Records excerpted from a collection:
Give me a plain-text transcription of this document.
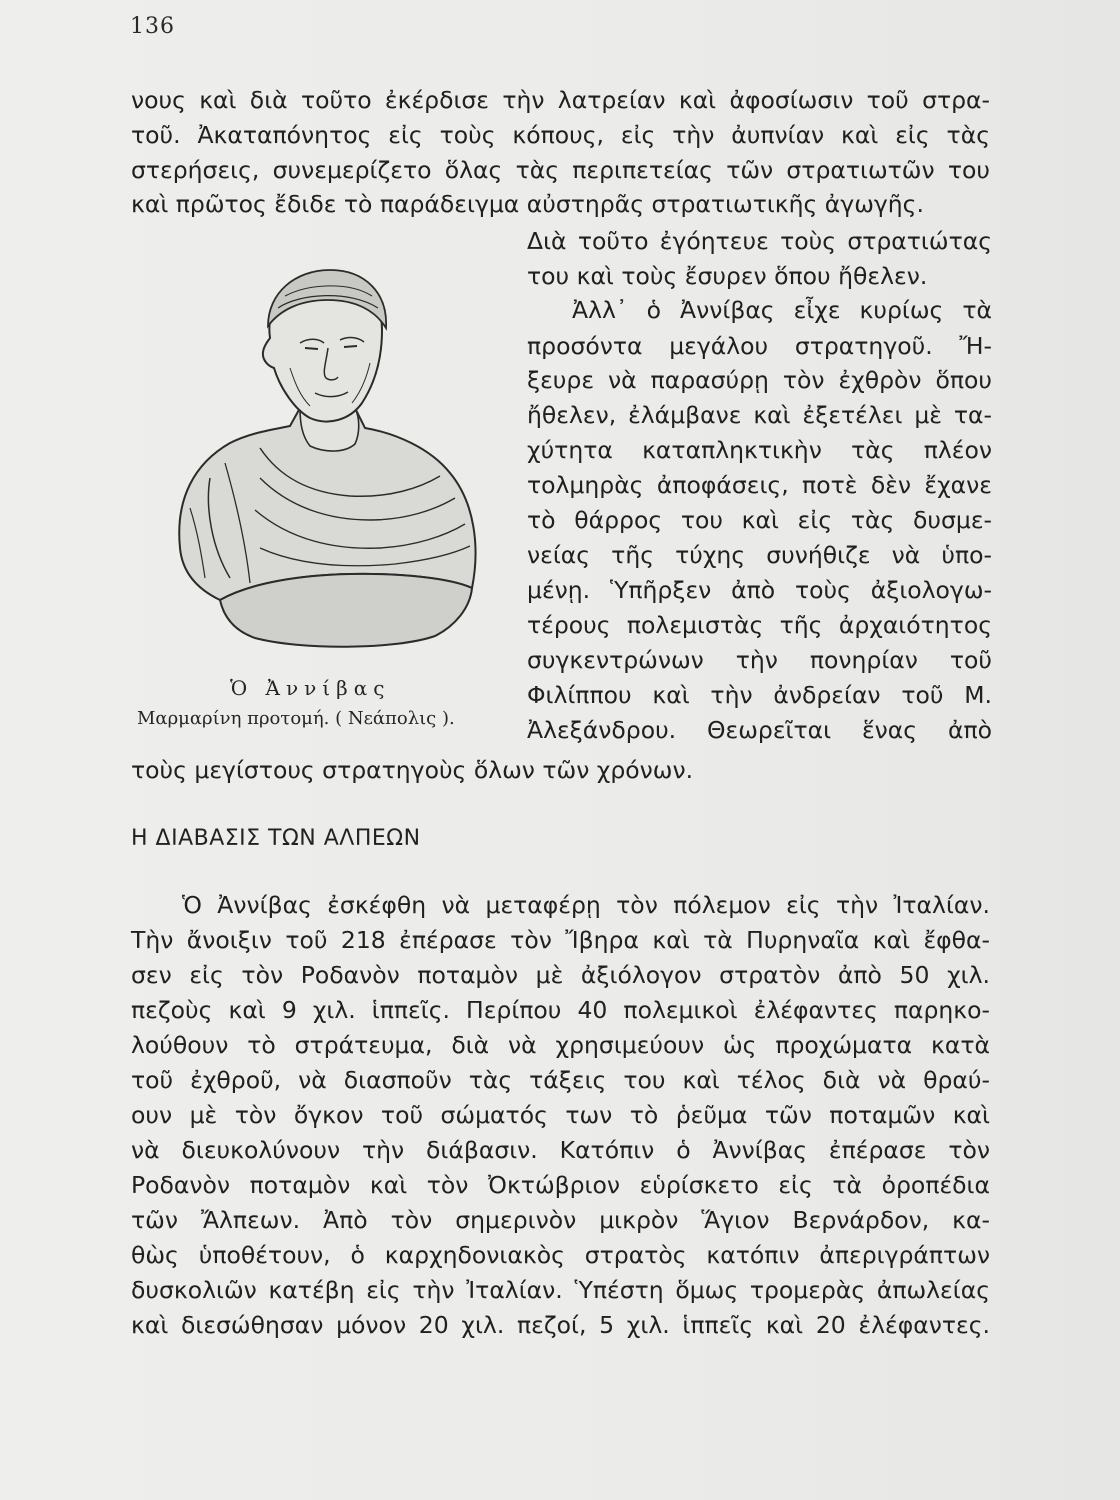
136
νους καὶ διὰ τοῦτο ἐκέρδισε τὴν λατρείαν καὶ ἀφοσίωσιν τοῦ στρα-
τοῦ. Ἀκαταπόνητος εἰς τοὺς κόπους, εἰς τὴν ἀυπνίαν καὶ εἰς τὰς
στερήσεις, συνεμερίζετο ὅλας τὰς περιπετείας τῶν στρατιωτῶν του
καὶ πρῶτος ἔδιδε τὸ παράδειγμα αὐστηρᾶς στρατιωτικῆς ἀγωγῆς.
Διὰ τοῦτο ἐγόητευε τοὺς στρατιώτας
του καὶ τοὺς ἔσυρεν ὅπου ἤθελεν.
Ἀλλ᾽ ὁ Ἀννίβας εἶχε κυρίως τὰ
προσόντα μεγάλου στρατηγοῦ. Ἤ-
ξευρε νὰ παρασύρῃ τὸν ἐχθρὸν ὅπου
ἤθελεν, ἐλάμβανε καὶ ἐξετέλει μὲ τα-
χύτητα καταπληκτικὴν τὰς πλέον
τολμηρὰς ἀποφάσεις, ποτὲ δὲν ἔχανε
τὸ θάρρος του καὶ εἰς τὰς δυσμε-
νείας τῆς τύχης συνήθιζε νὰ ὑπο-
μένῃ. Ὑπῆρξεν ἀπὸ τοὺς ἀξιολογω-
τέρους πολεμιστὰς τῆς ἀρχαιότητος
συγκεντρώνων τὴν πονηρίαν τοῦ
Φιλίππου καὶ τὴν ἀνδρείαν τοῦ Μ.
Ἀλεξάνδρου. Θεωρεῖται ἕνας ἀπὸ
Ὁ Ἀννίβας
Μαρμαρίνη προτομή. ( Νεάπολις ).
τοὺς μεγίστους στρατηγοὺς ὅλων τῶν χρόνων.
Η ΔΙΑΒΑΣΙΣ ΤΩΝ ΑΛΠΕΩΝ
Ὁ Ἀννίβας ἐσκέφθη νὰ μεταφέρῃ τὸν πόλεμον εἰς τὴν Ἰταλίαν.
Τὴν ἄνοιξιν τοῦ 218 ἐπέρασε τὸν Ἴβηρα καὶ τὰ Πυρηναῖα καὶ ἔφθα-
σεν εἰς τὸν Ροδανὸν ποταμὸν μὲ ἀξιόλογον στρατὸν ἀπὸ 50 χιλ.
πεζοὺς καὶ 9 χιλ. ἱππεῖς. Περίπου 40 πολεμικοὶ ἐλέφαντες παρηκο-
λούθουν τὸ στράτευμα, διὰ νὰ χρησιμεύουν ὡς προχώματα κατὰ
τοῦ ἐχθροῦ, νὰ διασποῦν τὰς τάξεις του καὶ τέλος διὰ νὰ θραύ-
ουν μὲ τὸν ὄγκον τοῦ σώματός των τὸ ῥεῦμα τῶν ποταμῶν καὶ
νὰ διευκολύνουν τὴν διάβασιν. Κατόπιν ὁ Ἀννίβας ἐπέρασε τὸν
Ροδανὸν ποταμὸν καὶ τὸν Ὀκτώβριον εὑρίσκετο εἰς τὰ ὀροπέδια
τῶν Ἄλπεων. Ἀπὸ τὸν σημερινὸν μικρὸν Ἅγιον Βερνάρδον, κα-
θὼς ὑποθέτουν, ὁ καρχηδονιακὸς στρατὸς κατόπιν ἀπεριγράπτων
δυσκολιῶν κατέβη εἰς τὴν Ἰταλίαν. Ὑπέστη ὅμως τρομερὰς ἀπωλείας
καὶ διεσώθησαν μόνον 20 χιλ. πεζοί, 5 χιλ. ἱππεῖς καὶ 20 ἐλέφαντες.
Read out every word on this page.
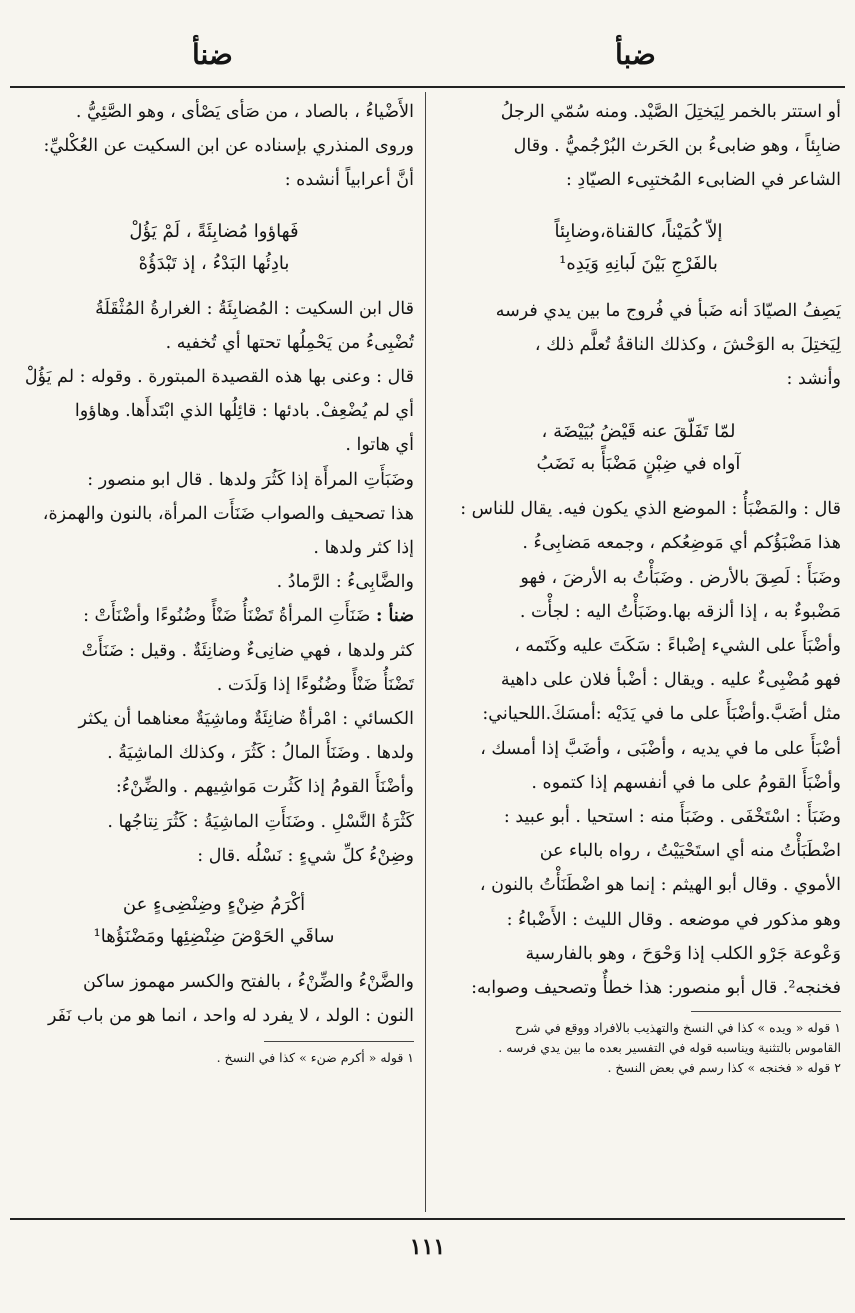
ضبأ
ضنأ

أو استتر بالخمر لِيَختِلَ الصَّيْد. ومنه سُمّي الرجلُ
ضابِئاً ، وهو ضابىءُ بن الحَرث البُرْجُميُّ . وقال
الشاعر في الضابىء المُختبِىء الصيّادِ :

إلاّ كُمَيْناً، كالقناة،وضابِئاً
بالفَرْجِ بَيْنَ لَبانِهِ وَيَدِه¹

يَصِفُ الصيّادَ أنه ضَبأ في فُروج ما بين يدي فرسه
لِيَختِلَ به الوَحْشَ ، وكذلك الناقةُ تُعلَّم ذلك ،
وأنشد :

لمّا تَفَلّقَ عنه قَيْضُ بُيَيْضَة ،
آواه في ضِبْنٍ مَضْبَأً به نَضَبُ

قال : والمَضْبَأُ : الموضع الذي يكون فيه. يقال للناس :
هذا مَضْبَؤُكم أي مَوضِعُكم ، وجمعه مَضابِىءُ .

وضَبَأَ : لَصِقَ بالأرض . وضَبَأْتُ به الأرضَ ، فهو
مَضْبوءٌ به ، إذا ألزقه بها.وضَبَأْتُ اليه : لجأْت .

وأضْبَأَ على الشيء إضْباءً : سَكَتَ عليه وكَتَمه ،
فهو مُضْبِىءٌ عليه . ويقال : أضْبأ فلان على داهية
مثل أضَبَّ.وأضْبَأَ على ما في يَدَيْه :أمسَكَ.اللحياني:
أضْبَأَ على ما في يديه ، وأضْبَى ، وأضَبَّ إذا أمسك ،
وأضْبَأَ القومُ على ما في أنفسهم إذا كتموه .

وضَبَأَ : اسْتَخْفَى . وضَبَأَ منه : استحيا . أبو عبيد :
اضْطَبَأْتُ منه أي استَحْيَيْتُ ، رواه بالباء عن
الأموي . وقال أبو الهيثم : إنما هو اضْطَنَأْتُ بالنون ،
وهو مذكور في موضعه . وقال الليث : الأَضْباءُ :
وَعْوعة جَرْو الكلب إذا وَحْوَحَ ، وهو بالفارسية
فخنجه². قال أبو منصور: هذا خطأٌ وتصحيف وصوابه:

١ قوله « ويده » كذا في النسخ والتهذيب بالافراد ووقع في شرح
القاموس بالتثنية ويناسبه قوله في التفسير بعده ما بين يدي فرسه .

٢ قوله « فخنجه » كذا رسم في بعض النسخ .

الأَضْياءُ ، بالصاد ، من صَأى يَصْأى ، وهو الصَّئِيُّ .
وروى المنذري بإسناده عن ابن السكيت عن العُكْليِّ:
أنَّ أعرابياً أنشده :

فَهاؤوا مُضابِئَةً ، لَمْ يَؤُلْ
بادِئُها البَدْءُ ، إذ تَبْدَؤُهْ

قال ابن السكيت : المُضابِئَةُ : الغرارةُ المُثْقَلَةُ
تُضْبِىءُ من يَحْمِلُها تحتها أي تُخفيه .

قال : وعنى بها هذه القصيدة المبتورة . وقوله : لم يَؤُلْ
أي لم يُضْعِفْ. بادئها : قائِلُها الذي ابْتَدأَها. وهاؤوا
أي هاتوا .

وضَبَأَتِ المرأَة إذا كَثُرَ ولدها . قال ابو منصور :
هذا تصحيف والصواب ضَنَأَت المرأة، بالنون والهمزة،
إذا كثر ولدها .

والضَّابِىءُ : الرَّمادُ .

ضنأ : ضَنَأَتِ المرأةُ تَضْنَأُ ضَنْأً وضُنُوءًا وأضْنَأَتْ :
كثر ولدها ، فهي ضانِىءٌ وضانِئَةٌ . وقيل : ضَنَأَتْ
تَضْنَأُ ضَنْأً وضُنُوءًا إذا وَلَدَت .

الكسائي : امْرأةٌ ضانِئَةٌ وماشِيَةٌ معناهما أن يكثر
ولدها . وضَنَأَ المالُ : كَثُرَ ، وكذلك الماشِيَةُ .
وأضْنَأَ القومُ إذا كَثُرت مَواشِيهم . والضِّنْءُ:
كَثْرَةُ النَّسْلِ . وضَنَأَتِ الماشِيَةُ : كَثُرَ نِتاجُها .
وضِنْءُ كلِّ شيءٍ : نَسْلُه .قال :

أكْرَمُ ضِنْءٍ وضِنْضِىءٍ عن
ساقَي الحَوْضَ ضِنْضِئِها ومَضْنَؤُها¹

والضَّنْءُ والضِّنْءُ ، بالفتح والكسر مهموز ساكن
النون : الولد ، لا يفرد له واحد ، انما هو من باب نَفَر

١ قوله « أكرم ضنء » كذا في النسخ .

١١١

Exercise prompt →
Copy each line of the listing that contains the string "ποταμὸν".

Task result →
σεν εἰς τὸν Ροδανὸν ποταμὸν μὲ ἀξιόλογον στρατὸν ἀπὸ 50 χιλ.
Ροδανὸν ποταμὸν καὶ τὸν Ὀκτώβριον εὑρίσκετο εἰς τὰ ὀροπέδια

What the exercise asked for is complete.